** BEGIN **

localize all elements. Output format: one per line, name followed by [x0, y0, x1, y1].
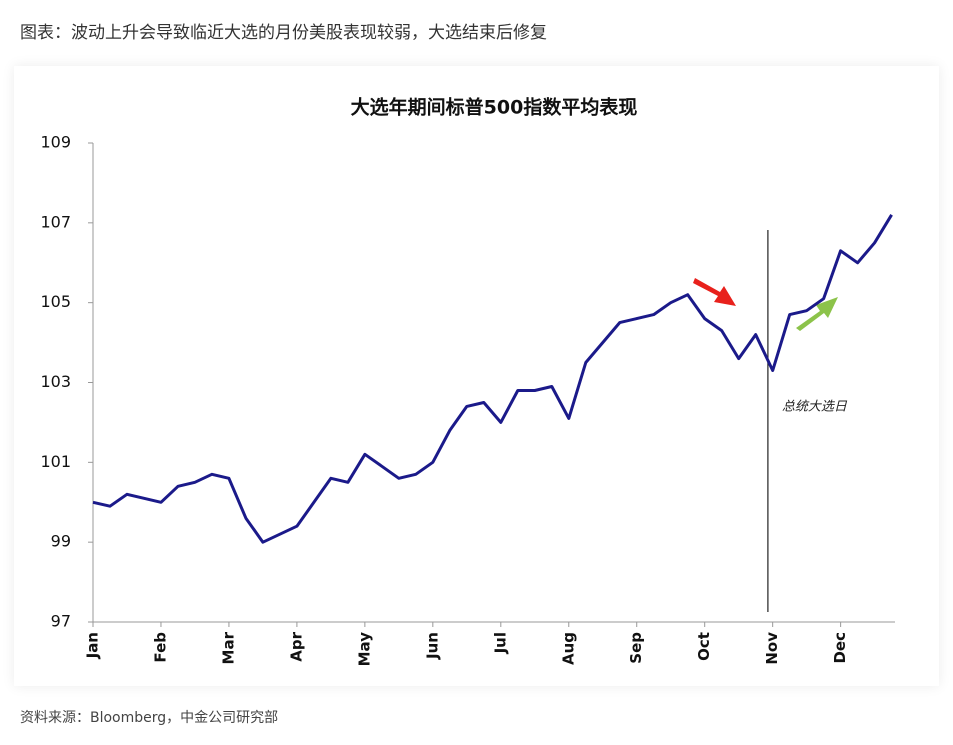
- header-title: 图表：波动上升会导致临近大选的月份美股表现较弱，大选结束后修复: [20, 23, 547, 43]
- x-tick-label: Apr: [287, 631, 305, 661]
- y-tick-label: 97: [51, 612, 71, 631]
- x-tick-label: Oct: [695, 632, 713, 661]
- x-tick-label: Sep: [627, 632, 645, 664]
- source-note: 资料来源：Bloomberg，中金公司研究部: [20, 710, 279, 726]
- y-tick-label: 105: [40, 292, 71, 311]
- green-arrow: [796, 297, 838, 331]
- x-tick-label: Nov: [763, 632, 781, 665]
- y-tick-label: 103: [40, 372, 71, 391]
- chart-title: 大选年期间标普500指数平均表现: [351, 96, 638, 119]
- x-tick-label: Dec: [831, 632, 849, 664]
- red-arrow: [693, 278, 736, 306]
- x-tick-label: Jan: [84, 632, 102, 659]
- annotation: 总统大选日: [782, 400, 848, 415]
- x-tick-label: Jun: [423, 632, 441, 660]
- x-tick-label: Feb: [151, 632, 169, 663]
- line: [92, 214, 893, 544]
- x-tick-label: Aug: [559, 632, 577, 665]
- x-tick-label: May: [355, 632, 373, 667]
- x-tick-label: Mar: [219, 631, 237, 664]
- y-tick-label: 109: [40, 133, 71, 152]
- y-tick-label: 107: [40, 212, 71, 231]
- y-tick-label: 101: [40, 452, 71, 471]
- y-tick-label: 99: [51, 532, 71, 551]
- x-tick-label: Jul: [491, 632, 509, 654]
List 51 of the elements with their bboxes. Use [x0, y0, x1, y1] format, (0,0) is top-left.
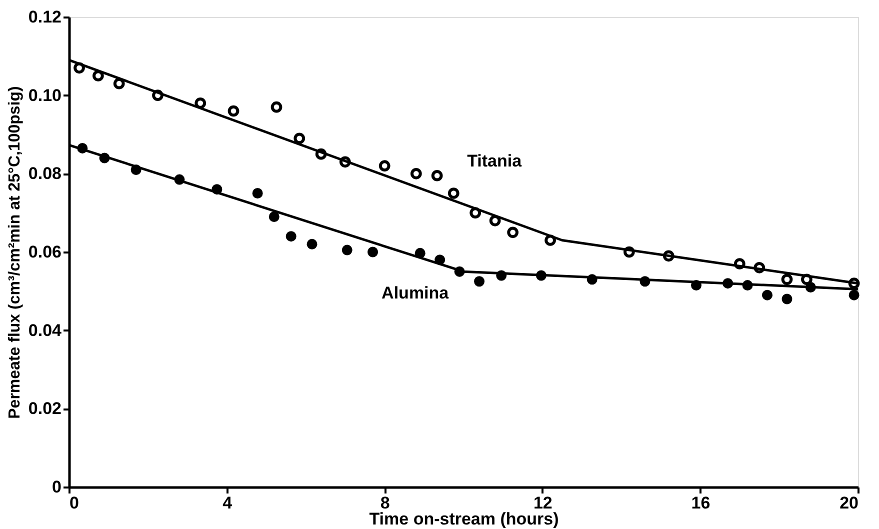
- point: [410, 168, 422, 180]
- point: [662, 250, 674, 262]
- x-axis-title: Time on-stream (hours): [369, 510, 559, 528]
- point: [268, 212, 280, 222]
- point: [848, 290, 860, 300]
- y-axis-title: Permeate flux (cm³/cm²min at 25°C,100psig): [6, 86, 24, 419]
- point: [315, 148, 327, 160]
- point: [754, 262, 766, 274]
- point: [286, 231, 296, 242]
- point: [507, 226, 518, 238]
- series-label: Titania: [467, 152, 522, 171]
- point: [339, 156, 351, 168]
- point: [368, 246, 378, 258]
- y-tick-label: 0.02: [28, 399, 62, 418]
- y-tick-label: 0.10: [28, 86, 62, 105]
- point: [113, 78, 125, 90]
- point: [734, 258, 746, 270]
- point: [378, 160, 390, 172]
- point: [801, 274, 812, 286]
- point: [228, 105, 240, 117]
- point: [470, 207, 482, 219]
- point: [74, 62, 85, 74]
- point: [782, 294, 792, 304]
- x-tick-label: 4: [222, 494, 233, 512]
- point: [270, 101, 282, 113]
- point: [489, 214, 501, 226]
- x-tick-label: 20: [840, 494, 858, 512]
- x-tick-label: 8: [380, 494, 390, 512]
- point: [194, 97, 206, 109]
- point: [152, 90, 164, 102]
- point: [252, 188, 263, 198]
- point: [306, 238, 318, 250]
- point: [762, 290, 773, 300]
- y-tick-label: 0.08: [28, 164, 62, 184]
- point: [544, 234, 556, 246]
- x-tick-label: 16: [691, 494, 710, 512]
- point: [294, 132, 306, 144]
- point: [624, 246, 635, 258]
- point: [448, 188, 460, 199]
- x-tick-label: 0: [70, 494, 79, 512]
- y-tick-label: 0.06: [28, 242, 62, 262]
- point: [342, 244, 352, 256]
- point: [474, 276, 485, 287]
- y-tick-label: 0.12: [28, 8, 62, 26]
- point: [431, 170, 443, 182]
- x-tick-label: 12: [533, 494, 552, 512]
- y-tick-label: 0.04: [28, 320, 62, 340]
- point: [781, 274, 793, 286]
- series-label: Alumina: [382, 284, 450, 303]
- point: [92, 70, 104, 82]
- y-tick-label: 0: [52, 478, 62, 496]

** END **

__Task objective__. Rewrite all of the lines above as a numbered list, omitting blank lines and the pictures.

__Expected answer__.
1. localize all elements. Output format: one per line, name followed by [x0, y0, x1, y1].
2. - header-title: 图表：波动上升会导致临近大选的月份美股表现较弱，大选结束后修复: [20, 23, 547, 43]
3. - x-tick-label: Apr: [287, 631, 305, 661]
4. - y-tick-label: 97: [51, 612, 71, 631]
5. - x-tick-label: Oct: [695, 632, 713, 661]
6. - x-tick-label: Sep: [627, 632, 645, 664]
7. - source-note: 资料来源：Bloomberg，中金公司研究部: [20, 710, 279, 726]
8. - y-tick-label: 105: [40, 292, 71, 311]
9. - green-arrow: [796, 297, 838, 331]
10. - x-tick-label: Nov: [763, 632, 781, 665]
11. - y-tick-label: 103: [40, 372, 71, 391]
12. - chart-title: 大选年期间标普500指数平均表现: [351, 96, 638, 119]
13. - x-tick-label: Dec: [831, 632, 849, 664]
14. - red-arrow: [693, 278, 736, 306]
15. - x-tick-label: Jan: [84, 632, 102, 659]
16. - annotation: 总统大选日: [782, 400, 848, 415]
17. - x-tick-label: Jun: [423, 632, 441, 660]
18. - x-tick-label: Feb: [151, 632, 169, 663]
19. - line: [92, 214, 893, 544]
20. - x-tick-label: Aug: [559, 632, 577, 665]
21. - x-tick-label: May: [355, 632, 373, 667]
22. - x-tick-label: Mar: [219, 631, 237, 664]
23. - y-tick-label: 109: [40, 133, 71, 152]
24. - y-tick-label: 107: [40, 212, 71, 231]
25. - y-tick-label: 101: [40, 452, 71, 471]
26. - y-tick-label: 99: [51, 532, 71, 551]
27. - x-tick-label: Jul: [491, 632, 509, 654]
28. List 51 of the elements with their bboxes. Use [x0, y0, x1, y1] format, (0,0) is top-left.
29. - point: [410, 168, 422, 180]
30. - point: [662, 250, 674, 262]
31. - x-axis-title: Time on-stream (hours): [369, 510, 559, 528]
32. - point: [268, 212, 280, 222]
33. - point: [848, 290, 860, 300]
34. - y-axis-title: Permeate flux (cm³/cm²min at 25°C,100psig): [6, 86, 24, 419]
35. - point: [315, 148, 327, 160]
36. - point: [754, 262, 766, 274]
37. - point: [286, 231, 296, 242]
38. - point: [507, 226, 518, 238]
39. - series-label: Titania: [467, 152, 522, 171]
40. - point: [339, 156, 351, 168]
41. - point: [368, 246, 378, 258]
42. - y-tick-label: 0.02: [28, 399, 62, 418]
43. - y-tick-label: 0.10: [28, 86, 62, 105]
44. - point: [113, 78, 125, 90]
45. - point: [734, 258, 746, 270]
46. - point: [378, 160, 390, 172]
47. - point: [801, 274, 812, 286]
48. - point: [228, 105, 240, 117]
49. - point: [470, 207, 482, 219]
50. - point: [74, 62, 85, 74]
51. - point: [782, 294, 792, 304]
52. - x-tick-label: 4: [222, 494, 233, 512]
53. - point: [270, 101, 282, 113]
54. - point: [489, 214, 501, 226]
55. - x-tick-label: 20: [840, 494, 858, 512]
56. - x-tick-label: 8: [380, 494, 390, 512]
57. - point: [194, 97, 206, 109]
58. - point: [152, 90, 164, 102]
59. - point: [252, 188, 263, 198]
60. - point: [306, 238, 318, 250]
61. - point: [762, 290, 773, 300]
62. - y-tick-label: 0.08: [28, 164, 62, 184]
63. - point: [544, 234, 556, 246]
64. - x-tick-label: 16: [691, 494, 710, 512]
65. - point: [294, 132, 306, 144]
66. - point: [624, 246, 635, 258]
67. - point: [448, 188, 460, 199]
68. - x-tick-label: 0: [70, 494, 79, 512]
69. - y-tick-label: 0.06: [28, 242, 62, 262]
70. - point: [342, 244, 352, 256]
71. - point: [474, 276, 485, 287]
72. - y-tick-label: 0.12: [28, 8, 62, 26]
73. - point: [431, 170, 443, 182]
74. - x-tick-label: 12: [533, 494, 552, 512]
75. - y-tick-label: 0.04: [28, 320, 62, 340]
76. - point: [781, 274, 793, 286]
77. - series-label: Alumina: [382, 284, 450, 303]
78. - point: [92, 70, 104, 82]
79. - y-tick-label: 0: [52, 478, 62, 496]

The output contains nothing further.